== Data listing ==
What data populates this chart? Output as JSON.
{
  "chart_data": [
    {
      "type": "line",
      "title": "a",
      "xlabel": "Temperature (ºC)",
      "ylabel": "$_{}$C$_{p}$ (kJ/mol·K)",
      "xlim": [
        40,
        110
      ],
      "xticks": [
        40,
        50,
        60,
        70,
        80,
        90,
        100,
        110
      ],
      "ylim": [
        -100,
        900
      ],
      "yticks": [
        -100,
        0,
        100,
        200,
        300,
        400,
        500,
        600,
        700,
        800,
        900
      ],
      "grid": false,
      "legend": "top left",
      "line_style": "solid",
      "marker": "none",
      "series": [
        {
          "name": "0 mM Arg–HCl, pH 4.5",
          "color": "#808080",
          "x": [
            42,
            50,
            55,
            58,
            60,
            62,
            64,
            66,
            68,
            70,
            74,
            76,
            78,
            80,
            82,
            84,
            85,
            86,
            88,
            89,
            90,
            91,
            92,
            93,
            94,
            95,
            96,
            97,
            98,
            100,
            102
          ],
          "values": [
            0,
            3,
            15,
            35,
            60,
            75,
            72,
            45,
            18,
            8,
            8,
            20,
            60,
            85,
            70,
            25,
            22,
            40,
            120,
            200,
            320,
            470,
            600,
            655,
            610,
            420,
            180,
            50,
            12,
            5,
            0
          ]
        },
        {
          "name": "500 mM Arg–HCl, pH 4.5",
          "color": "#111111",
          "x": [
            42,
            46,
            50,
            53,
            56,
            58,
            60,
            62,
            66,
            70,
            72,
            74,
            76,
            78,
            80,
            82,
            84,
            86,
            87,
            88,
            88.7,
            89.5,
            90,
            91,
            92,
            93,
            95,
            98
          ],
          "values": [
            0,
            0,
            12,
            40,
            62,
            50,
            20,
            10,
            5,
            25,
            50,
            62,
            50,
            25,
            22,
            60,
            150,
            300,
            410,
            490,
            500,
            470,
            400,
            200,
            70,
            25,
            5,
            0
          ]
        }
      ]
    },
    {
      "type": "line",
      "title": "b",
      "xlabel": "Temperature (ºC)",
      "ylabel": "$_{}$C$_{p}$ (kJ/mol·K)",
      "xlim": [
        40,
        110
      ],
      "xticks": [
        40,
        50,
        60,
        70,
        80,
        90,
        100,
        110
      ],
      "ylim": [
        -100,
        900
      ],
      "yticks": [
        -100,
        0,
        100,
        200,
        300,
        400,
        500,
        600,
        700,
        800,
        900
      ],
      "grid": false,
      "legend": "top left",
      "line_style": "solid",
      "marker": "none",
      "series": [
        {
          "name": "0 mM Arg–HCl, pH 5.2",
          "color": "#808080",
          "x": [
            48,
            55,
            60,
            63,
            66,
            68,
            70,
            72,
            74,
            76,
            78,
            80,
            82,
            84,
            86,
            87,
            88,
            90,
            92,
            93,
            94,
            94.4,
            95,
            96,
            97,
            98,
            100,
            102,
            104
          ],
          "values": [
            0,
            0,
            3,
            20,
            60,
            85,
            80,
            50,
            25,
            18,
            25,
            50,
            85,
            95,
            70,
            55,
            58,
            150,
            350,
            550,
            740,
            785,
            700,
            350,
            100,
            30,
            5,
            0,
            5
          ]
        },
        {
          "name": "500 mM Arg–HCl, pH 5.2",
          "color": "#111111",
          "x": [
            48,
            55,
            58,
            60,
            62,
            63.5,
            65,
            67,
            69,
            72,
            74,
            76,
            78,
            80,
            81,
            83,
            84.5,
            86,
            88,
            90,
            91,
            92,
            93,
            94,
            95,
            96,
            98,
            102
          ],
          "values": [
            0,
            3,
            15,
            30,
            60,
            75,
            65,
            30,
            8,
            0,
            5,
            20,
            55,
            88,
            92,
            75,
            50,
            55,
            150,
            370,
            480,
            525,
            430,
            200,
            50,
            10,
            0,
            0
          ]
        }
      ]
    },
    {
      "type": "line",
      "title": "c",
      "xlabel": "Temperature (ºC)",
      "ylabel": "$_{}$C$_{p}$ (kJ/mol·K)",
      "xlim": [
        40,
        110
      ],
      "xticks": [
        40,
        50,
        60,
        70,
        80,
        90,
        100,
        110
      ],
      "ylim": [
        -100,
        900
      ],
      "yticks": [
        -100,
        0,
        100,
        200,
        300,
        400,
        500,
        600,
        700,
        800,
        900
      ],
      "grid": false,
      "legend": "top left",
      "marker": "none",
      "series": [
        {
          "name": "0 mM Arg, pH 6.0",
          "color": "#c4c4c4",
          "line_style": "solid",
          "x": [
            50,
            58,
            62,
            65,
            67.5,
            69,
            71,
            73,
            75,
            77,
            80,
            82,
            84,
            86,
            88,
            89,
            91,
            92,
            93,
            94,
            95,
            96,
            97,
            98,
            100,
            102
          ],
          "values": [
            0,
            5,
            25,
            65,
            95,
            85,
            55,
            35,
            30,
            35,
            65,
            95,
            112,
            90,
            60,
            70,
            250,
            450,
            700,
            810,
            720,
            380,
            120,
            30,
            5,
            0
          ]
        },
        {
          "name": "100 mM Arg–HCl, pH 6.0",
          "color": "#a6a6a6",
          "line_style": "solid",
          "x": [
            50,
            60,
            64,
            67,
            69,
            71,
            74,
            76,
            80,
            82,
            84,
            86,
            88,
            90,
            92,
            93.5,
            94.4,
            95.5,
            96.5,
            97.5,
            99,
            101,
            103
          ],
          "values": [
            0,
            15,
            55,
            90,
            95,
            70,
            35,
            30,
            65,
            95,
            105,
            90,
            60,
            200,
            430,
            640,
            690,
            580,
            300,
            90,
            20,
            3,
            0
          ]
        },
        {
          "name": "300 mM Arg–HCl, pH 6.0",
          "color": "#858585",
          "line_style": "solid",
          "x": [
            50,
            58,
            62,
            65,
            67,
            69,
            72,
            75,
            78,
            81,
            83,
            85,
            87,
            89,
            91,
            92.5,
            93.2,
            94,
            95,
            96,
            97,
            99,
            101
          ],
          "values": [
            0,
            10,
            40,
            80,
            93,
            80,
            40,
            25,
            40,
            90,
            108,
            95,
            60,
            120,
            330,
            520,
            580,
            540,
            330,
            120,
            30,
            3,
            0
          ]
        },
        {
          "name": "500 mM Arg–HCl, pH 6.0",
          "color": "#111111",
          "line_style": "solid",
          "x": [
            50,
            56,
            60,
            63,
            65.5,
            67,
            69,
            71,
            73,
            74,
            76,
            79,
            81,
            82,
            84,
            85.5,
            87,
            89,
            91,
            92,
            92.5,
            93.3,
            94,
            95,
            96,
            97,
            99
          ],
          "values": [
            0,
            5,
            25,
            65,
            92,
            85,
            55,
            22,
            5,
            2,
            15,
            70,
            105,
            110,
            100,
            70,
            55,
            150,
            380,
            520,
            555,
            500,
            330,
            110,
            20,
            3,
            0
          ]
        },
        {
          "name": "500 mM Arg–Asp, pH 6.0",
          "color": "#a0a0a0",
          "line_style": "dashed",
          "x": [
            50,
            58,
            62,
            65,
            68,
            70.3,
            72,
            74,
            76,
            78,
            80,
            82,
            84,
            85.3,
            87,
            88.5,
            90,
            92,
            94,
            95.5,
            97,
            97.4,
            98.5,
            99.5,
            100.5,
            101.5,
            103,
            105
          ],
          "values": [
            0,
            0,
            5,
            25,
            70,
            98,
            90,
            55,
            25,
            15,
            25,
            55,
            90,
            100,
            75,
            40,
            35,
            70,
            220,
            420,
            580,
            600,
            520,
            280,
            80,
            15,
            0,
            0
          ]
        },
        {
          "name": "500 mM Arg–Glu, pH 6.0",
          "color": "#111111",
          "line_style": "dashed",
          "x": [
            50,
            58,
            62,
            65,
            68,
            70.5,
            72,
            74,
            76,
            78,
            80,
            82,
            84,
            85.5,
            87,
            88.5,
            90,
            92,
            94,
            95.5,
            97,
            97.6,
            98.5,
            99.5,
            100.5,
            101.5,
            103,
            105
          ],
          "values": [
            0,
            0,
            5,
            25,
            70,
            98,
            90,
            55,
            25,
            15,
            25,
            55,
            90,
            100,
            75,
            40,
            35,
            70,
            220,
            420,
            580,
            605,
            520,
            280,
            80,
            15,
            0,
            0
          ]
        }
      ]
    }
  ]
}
===
Extract every line containing the string "name" from the material.

          "name": "0 mM Arg–HCl, pH 4.5",
          "name": "500 mM Arg–HCl, pH 4.5",
          "name": "0 mM Arg–HCl, pH 5.2",
          "name": "500 mM Arg–HCl, pH 5.2",
          "name": "0 mM Arg, pH 6.0",
          "name": "100 mM Arg–HCl, pH 6.0",
          "name": "300 mM Arg–HCl, pH 6.0",
          "name": "500 mM Arg–HCl, pH 6.0",
          "name": "500 mM Arg–Asp, pH 6.0",
          "name": "500 mM Arg–Glu, pH 6.0",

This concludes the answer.